▸ REQUEST
Where a line holds the word "badge", copy that line.

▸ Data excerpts
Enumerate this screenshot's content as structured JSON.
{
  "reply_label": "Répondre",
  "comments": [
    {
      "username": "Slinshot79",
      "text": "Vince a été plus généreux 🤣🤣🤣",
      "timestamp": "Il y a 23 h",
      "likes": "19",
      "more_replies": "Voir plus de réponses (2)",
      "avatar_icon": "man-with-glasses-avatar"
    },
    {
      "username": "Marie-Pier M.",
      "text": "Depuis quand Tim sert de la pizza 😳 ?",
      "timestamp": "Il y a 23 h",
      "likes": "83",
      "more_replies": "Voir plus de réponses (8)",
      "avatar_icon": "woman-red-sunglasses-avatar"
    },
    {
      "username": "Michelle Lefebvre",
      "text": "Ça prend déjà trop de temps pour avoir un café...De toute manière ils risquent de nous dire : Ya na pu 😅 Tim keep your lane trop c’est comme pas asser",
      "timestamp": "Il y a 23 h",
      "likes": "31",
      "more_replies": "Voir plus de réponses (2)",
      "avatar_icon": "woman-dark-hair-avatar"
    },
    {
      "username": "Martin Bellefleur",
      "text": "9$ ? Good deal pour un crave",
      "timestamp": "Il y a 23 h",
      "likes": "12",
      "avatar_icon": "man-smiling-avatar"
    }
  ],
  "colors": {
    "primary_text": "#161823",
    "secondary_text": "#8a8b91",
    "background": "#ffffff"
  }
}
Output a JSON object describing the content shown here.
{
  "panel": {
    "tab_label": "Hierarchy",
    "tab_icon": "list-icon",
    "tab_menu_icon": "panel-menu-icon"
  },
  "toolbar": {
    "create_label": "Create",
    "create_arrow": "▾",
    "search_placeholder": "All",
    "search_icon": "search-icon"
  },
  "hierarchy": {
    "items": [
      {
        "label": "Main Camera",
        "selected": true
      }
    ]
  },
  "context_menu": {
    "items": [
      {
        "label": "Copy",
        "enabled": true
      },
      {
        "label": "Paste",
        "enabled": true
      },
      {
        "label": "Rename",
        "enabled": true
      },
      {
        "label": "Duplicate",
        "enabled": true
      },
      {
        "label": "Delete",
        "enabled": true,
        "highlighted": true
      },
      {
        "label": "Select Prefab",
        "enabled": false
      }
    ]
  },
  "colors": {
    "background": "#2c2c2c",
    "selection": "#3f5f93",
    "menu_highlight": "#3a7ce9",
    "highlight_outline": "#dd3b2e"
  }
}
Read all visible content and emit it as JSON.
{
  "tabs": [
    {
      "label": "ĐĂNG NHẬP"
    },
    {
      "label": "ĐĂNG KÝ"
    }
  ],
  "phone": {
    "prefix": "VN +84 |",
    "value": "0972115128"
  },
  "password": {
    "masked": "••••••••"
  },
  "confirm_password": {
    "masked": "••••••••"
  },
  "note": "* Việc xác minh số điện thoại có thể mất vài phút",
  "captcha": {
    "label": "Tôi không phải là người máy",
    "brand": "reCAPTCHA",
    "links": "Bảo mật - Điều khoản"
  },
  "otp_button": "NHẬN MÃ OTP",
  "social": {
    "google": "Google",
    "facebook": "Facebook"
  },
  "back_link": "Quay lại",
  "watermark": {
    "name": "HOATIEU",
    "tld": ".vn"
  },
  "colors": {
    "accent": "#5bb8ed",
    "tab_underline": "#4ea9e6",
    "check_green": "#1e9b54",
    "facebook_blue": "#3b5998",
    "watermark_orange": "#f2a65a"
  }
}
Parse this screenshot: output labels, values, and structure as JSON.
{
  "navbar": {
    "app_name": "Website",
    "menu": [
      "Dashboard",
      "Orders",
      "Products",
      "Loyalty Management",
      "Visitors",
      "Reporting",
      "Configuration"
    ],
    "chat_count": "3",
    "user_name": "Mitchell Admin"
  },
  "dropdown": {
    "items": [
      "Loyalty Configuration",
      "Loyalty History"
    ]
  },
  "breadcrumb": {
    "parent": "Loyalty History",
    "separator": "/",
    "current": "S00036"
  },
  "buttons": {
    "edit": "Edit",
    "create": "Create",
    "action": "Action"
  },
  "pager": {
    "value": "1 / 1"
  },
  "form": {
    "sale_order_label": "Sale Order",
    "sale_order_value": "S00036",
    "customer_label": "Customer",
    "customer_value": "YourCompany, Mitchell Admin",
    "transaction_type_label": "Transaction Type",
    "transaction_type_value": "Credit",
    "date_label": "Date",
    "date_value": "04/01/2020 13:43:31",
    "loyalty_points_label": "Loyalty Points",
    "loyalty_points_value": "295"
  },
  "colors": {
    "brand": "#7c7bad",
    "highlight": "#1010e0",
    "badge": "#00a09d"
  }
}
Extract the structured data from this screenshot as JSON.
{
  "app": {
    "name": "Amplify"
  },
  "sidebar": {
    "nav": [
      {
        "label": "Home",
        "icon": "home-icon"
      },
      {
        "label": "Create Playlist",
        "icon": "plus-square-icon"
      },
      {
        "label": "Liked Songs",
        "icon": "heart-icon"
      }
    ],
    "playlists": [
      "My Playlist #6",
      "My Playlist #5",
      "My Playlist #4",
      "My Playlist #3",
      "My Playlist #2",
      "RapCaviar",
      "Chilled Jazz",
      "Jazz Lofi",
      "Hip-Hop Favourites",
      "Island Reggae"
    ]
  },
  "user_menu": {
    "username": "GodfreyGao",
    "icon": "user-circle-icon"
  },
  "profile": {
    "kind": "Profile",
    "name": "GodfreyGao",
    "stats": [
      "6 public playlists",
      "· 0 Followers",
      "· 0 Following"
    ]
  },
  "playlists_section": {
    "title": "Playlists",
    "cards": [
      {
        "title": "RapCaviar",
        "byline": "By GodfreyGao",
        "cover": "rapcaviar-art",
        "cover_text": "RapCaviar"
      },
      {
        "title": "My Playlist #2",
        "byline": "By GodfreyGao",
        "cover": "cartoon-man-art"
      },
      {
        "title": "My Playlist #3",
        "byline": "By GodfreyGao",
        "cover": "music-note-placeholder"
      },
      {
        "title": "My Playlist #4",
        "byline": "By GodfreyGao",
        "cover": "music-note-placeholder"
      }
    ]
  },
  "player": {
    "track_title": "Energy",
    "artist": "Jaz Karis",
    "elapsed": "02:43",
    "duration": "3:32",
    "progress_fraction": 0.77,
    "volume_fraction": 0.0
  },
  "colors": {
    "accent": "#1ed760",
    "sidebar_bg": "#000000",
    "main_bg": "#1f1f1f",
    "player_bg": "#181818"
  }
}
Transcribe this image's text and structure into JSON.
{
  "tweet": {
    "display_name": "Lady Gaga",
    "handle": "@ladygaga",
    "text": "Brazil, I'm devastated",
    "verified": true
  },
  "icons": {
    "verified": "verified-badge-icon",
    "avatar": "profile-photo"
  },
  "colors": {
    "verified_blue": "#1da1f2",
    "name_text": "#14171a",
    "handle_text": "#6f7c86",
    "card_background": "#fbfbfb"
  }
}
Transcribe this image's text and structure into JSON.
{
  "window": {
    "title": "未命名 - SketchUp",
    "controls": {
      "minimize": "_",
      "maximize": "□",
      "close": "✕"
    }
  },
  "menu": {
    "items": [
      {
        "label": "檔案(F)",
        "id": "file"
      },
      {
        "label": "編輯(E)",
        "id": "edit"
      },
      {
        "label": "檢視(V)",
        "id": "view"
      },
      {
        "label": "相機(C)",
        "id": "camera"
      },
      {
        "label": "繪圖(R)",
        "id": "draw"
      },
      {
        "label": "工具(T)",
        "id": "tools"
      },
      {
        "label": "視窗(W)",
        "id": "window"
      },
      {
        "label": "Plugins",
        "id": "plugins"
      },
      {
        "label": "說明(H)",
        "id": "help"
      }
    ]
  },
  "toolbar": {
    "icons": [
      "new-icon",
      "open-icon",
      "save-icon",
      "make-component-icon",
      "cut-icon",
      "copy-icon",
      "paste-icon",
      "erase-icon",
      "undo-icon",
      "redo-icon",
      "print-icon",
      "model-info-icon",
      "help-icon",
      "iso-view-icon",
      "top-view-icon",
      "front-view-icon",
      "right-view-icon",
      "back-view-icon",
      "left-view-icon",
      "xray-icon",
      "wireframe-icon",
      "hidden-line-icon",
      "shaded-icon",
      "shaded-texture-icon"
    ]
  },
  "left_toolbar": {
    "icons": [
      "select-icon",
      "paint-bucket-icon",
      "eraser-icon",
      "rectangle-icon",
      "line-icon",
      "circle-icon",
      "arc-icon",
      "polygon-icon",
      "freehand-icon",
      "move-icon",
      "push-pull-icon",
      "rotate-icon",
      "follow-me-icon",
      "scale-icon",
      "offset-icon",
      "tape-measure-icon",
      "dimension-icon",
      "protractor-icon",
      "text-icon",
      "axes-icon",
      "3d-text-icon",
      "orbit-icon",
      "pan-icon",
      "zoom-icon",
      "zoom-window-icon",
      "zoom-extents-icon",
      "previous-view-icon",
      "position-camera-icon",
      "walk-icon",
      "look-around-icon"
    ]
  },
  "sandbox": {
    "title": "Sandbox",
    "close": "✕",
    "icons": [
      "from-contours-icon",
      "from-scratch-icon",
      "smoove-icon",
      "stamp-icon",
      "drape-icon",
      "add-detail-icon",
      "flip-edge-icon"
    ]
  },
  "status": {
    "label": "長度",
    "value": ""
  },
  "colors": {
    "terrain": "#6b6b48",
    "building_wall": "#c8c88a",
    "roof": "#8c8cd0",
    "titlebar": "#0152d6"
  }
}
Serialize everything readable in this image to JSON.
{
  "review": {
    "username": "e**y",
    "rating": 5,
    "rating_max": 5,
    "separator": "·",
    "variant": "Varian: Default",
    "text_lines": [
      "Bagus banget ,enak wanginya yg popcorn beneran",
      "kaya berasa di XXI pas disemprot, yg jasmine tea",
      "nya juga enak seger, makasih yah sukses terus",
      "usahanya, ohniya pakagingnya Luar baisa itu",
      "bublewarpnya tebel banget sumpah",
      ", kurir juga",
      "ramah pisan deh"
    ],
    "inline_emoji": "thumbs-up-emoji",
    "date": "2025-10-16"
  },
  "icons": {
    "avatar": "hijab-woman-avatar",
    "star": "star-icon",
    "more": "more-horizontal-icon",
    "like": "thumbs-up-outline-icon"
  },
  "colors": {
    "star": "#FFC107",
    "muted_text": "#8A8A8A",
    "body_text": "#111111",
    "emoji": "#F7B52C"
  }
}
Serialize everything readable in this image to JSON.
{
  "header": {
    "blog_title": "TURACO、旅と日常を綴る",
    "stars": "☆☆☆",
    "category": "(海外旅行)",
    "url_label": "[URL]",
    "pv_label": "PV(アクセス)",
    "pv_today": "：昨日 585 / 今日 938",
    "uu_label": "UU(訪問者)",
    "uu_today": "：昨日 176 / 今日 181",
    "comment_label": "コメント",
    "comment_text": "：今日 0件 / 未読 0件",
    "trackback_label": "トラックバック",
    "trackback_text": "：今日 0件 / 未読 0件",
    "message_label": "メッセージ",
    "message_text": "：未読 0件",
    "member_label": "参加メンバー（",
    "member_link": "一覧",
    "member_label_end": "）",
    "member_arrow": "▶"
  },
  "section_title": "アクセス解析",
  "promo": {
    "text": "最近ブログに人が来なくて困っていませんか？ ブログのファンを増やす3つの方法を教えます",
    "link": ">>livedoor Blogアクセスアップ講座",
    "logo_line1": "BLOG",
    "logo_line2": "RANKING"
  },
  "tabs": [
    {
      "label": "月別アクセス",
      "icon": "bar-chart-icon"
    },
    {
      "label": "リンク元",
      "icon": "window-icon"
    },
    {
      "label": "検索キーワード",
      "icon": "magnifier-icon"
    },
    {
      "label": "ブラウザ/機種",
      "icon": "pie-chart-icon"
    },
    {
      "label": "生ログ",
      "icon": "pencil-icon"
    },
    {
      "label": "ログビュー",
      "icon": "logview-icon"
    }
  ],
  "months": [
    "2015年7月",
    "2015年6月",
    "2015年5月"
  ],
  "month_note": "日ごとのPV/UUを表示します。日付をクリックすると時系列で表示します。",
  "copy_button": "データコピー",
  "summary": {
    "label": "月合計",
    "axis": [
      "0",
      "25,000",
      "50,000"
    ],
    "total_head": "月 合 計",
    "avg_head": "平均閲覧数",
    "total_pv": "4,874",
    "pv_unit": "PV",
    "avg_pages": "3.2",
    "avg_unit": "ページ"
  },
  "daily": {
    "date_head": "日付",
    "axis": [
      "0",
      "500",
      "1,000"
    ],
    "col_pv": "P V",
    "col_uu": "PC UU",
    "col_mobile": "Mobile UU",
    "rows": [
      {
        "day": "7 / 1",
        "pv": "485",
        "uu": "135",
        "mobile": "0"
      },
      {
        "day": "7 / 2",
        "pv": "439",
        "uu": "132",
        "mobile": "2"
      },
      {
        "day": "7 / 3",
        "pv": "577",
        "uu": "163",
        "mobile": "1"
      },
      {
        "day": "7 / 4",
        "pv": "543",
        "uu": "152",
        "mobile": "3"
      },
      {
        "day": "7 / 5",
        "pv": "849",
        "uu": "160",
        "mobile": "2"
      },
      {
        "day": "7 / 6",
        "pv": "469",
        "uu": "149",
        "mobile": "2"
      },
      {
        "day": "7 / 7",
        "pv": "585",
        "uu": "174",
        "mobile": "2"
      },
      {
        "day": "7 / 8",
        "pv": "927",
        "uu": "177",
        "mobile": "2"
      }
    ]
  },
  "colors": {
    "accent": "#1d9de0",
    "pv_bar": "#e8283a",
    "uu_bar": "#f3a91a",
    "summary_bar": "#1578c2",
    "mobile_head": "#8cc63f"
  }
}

▸ THE RESPONSE
    "badge": "#00a09d"
    "verified": "verified-badge-icon",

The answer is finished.